◆ **Exercise goal**
List each line holding the string "Settings".

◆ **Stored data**
▽

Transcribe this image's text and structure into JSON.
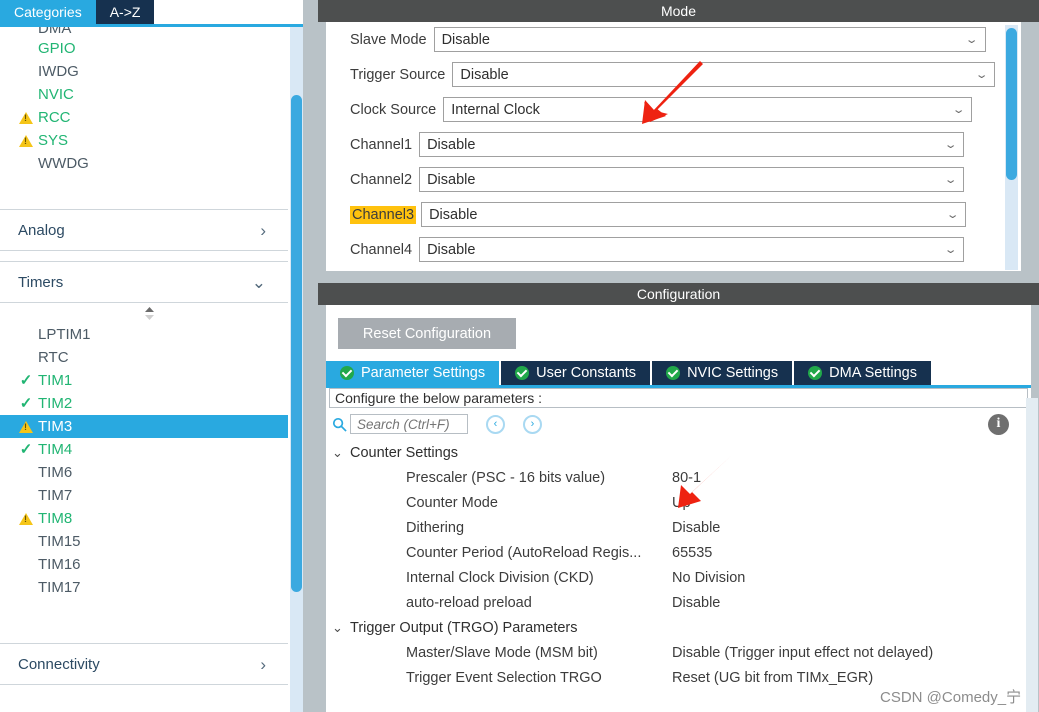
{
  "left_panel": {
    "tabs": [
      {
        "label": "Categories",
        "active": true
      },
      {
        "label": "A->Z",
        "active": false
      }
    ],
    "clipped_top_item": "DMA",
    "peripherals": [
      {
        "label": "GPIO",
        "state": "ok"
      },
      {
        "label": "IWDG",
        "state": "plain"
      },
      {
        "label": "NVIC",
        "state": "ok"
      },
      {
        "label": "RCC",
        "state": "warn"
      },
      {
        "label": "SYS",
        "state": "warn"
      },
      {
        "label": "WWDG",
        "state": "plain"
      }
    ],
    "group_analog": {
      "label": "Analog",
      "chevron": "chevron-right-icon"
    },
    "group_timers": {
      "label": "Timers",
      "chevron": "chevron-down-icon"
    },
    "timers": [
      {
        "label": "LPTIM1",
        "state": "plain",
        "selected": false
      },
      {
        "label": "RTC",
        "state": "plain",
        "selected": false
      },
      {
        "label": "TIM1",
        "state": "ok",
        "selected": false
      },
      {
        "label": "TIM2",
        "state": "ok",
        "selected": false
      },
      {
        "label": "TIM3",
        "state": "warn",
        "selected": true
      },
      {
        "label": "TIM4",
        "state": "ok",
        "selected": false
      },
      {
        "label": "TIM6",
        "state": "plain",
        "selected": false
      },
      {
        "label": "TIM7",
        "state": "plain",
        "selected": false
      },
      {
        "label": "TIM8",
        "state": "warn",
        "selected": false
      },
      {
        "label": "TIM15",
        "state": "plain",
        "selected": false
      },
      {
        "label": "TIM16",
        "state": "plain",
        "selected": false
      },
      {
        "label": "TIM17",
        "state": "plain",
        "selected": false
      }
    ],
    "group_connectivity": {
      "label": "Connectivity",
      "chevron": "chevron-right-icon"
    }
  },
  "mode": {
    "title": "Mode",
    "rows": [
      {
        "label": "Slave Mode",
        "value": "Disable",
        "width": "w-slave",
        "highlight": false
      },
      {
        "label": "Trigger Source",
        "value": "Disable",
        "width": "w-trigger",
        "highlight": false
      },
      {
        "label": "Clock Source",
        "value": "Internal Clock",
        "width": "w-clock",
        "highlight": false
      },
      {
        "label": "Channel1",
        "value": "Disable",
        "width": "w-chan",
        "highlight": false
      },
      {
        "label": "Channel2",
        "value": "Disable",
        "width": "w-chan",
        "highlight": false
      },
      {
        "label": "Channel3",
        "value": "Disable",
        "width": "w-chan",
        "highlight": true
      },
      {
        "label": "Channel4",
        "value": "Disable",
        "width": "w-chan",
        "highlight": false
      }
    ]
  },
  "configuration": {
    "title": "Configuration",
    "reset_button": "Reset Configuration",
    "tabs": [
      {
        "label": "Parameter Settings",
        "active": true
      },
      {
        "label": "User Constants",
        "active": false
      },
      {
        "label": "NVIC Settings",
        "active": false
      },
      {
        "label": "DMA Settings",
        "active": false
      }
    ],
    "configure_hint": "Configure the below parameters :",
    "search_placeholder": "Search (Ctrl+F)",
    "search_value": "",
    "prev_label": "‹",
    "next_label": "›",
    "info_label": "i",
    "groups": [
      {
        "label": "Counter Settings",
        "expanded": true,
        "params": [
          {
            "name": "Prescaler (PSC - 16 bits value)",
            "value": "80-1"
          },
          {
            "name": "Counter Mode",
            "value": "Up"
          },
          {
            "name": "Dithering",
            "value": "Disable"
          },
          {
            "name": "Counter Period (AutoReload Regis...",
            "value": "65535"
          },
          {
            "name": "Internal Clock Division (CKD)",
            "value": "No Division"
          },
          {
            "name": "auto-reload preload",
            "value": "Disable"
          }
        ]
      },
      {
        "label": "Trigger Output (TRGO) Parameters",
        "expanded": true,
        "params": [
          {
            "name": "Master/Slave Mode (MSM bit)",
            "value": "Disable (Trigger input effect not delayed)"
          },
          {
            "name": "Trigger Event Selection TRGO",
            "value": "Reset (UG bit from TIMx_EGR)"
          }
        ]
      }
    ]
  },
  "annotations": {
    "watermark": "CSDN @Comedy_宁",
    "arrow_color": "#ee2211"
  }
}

△
▽

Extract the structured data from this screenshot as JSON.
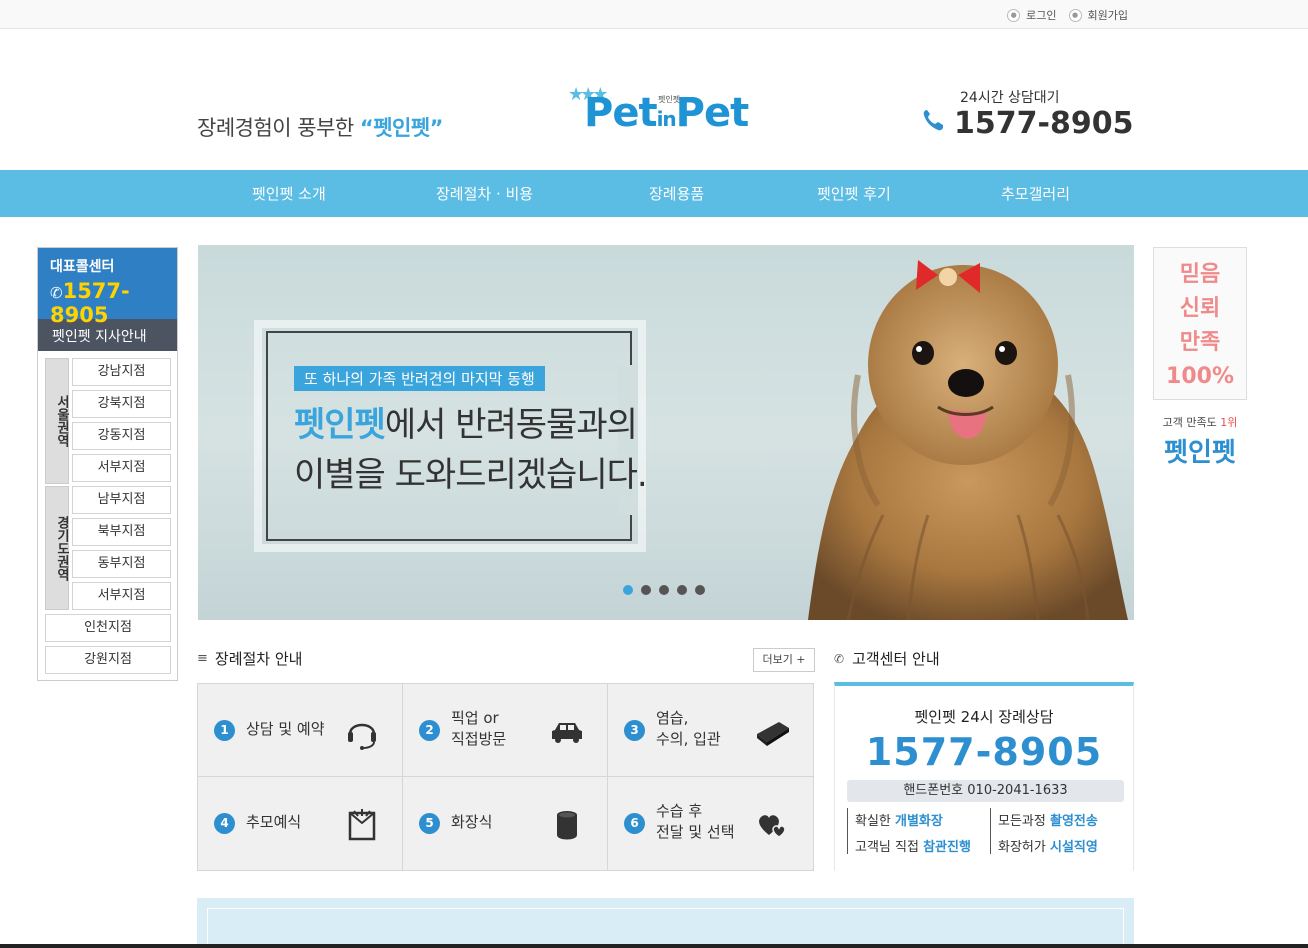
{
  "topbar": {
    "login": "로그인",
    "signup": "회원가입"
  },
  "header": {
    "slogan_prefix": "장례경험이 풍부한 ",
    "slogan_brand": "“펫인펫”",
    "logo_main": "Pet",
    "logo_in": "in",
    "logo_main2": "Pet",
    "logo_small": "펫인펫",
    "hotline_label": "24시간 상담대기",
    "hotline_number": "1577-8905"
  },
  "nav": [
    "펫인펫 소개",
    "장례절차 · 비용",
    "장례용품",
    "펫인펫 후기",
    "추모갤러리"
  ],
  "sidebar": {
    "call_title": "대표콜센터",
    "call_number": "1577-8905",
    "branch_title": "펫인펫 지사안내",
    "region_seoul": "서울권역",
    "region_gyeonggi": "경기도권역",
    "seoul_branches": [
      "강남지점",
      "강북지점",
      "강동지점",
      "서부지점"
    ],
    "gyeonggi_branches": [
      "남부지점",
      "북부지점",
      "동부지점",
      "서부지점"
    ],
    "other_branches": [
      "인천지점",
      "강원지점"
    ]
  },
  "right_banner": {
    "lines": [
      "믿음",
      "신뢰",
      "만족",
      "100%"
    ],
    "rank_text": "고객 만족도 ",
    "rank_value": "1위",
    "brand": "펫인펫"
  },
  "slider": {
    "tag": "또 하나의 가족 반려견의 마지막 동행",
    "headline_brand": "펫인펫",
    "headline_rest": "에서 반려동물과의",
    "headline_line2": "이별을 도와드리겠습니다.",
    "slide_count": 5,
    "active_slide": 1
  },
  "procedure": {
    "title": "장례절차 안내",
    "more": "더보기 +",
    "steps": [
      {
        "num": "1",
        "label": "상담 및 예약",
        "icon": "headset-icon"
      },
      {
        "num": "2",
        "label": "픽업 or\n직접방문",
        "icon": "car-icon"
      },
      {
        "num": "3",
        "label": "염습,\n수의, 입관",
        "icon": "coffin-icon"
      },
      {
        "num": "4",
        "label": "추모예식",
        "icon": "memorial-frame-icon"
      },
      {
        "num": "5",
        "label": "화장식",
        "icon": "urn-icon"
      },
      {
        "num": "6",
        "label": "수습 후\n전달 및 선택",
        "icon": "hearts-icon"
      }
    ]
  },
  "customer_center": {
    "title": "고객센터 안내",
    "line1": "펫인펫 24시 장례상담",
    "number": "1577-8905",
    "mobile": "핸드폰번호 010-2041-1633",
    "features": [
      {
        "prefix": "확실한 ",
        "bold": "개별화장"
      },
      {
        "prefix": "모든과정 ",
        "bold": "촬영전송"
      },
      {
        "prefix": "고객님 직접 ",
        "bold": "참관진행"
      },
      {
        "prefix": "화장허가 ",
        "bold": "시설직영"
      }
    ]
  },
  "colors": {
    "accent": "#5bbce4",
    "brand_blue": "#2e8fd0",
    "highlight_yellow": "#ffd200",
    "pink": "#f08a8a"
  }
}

△
▽

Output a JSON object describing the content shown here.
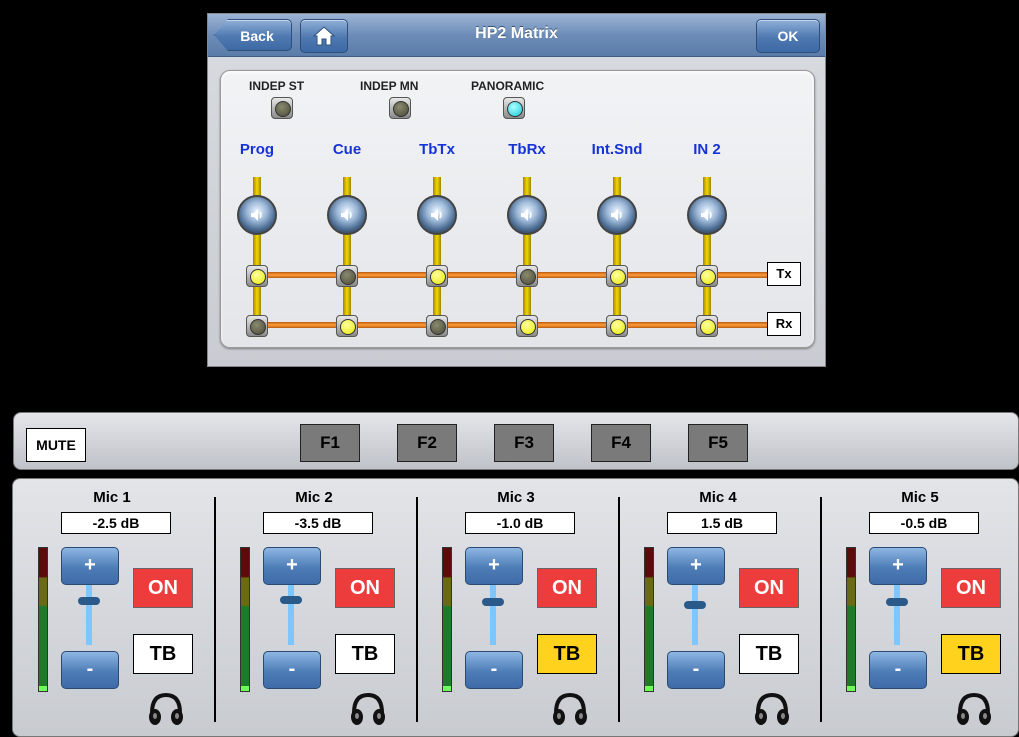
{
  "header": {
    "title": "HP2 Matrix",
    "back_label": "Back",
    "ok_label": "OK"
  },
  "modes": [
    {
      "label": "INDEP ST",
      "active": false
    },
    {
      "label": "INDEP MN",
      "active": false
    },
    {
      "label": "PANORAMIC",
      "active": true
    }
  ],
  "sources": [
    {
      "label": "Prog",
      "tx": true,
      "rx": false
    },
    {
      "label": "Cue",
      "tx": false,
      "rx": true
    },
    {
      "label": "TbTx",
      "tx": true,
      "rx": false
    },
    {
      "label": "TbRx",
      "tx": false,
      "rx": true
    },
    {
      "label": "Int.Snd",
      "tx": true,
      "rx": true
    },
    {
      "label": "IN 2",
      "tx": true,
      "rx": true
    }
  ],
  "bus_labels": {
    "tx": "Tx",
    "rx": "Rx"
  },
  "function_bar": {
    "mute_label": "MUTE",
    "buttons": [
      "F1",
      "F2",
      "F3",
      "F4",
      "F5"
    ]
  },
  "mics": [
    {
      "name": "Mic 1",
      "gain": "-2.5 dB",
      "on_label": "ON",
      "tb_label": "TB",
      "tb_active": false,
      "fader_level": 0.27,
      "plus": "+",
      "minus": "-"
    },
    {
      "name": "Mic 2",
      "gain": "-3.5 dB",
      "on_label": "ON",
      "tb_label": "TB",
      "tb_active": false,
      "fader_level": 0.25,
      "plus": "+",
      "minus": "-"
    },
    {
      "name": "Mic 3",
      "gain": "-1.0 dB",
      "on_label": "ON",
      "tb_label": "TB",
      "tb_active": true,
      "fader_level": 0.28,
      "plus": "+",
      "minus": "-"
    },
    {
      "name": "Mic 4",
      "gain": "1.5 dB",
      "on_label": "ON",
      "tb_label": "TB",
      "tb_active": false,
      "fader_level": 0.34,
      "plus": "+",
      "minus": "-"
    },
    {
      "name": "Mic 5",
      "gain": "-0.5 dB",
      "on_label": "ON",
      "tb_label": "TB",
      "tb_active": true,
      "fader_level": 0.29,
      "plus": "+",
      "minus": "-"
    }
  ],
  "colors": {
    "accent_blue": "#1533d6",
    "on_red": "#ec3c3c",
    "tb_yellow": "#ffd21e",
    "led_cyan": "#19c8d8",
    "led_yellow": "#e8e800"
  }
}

△

◆ **Task result**
        "label": "Parameter Settings",
        "label": "NVIC Settings",
        "label": "DMA Settings",
        "label": "Counter Settings",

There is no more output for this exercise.